→ **Task to carry out**
Where a line holds the string "values", return that line.

** Begin Exercise materials **

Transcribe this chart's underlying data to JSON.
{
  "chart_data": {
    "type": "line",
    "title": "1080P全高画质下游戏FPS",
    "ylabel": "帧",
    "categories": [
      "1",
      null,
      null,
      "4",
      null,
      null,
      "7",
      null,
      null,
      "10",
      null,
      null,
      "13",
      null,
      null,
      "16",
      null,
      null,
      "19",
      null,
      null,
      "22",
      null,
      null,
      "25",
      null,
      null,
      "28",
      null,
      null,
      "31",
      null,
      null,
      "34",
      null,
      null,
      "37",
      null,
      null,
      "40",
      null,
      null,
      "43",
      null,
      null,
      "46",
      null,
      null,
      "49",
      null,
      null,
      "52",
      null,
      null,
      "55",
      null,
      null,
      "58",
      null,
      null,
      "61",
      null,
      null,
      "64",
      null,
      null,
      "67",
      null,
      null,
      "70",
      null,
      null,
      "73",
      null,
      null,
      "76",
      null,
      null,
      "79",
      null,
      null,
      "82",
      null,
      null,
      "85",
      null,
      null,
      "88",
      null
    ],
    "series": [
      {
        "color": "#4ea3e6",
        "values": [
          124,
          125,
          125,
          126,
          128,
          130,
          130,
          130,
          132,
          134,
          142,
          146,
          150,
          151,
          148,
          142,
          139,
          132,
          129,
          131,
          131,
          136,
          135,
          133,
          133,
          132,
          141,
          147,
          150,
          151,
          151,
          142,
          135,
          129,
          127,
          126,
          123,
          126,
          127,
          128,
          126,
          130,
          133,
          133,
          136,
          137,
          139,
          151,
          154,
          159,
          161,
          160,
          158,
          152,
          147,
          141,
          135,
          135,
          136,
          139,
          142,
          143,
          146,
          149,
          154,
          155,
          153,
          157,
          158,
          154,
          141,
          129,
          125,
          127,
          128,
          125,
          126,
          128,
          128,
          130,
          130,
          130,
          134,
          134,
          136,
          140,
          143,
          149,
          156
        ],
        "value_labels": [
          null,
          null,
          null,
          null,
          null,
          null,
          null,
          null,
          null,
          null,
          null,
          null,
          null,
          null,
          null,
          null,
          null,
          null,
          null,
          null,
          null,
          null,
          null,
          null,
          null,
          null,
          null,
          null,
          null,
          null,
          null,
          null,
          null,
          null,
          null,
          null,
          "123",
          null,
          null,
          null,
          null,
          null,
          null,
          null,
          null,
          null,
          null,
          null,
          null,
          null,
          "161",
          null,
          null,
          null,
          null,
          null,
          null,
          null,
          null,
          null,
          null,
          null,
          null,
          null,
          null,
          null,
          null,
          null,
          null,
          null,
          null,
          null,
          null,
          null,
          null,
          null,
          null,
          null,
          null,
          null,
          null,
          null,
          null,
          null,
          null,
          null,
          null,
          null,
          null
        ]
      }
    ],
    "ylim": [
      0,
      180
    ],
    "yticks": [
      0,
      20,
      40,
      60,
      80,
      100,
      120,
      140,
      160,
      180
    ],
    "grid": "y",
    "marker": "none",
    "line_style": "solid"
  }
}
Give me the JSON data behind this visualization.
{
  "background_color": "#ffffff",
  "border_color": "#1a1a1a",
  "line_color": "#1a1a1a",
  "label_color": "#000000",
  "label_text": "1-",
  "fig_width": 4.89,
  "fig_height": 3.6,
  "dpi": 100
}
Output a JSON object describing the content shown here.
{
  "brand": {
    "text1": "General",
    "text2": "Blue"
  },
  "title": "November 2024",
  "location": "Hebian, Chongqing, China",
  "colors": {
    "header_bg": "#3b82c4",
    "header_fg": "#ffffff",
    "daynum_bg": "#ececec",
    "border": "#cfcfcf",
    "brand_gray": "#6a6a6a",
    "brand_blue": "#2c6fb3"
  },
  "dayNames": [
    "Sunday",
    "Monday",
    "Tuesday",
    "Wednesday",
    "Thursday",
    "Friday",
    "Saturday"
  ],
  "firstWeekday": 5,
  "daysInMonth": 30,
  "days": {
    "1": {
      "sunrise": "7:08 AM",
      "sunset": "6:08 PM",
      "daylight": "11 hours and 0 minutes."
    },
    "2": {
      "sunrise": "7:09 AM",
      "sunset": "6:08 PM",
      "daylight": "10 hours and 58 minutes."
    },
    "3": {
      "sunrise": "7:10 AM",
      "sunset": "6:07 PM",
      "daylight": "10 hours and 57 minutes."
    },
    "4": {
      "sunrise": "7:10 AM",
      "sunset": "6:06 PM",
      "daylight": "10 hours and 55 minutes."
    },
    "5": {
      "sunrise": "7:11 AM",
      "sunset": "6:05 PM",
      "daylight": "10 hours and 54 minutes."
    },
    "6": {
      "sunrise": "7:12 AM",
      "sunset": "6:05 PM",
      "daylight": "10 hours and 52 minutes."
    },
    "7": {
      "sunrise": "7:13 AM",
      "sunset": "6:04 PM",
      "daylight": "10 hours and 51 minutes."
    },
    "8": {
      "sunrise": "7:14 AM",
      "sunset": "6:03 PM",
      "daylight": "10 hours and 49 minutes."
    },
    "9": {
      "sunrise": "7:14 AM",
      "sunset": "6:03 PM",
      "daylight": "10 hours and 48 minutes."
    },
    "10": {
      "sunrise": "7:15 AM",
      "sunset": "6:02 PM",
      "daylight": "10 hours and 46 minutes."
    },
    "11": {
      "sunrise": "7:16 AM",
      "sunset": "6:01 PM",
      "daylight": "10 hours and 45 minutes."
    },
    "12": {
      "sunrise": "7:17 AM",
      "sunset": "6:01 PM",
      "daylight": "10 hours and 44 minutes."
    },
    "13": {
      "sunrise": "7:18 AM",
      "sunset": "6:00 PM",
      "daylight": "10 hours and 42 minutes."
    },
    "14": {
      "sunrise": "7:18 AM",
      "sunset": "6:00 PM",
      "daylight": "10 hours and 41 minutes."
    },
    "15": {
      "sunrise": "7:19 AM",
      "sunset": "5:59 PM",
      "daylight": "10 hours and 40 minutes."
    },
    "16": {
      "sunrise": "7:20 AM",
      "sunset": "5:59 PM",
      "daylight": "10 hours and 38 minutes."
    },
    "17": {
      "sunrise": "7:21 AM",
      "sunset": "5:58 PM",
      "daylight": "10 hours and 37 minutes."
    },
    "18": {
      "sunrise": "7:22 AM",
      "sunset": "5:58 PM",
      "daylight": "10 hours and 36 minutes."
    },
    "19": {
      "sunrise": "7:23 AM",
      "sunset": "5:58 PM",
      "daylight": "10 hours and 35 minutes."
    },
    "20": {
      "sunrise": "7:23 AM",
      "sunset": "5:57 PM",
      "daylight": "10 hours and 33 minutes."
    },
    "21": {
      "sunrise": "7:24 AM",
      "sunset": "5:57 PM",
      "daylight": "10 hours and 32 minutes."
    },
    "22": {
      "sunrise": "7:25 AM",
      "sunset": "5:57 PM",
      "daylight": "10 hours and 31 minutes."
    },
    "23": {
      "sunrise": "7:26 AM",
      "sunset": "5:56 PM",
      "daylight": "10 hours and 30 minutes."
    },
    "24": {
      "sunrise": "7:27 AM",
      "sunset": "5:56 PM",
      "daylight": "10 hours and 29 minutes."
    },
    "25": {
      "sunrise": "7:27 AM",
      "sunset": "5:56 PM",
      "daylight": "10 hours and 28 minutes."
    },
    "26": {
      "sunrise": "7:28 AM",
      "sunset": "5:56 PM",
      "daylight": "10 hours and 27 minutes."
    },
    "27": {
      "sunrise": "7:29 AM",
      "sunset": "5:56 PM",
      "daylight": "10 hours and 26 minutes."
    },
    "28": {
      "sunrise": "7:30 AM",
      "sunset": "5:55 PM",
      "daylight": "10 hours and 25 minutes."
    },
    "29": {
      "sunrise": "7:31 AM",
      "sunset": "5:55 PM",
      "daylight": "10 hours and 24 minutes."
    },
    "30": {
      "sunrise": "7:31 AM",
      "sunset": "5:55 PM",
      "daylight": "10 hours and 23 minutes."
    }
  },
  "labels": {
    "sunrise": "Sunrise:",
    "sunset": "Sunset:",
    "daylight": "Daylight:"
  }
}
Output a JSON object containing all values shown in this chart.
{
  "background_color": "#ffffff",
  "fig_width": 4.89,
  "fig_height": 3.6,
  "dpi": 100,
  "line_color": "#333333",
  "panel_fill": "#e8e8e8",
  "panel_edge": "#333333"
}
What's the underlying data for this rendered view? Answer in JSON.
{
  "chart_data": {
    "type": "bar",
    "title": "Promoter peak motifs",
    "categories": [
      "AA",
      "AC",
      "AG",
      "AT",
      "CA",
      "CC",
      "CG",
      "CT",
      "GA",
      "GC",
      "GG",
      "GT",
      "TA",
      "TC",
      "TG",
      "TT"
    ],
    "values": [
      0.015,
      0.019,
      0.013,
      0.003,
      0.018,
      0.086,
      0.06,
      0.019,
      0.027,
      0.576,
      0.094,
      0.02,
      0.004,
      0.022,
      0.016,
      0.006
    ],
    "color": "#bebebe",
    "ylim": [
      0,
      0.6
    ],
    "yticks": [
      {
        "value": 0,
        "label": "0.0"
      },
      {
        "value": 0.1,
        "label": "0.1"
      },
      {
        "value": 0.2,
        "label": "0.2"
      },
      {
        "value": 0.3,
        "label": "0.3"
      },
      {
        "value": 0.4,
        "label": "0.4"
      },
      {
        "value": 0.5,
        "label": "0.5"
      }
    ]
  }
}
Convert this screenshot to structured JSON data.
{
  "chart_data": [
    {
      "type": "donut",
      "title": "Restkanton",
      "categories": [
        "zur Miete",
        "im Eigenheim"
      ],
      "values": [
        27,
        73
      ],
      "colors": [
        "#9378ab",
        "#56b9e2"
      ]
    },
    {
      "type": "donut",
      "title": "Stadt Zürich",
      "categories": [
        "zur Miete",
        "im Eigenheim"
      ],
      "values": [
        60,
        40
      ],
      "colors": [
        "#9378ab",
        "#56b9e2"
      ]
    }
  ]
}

** End Exercise materials **

→ **Worked answer**
        "values": [
Output a JSON object containing all values shown in this chart.
    "values": [
      "values": [
      "values": [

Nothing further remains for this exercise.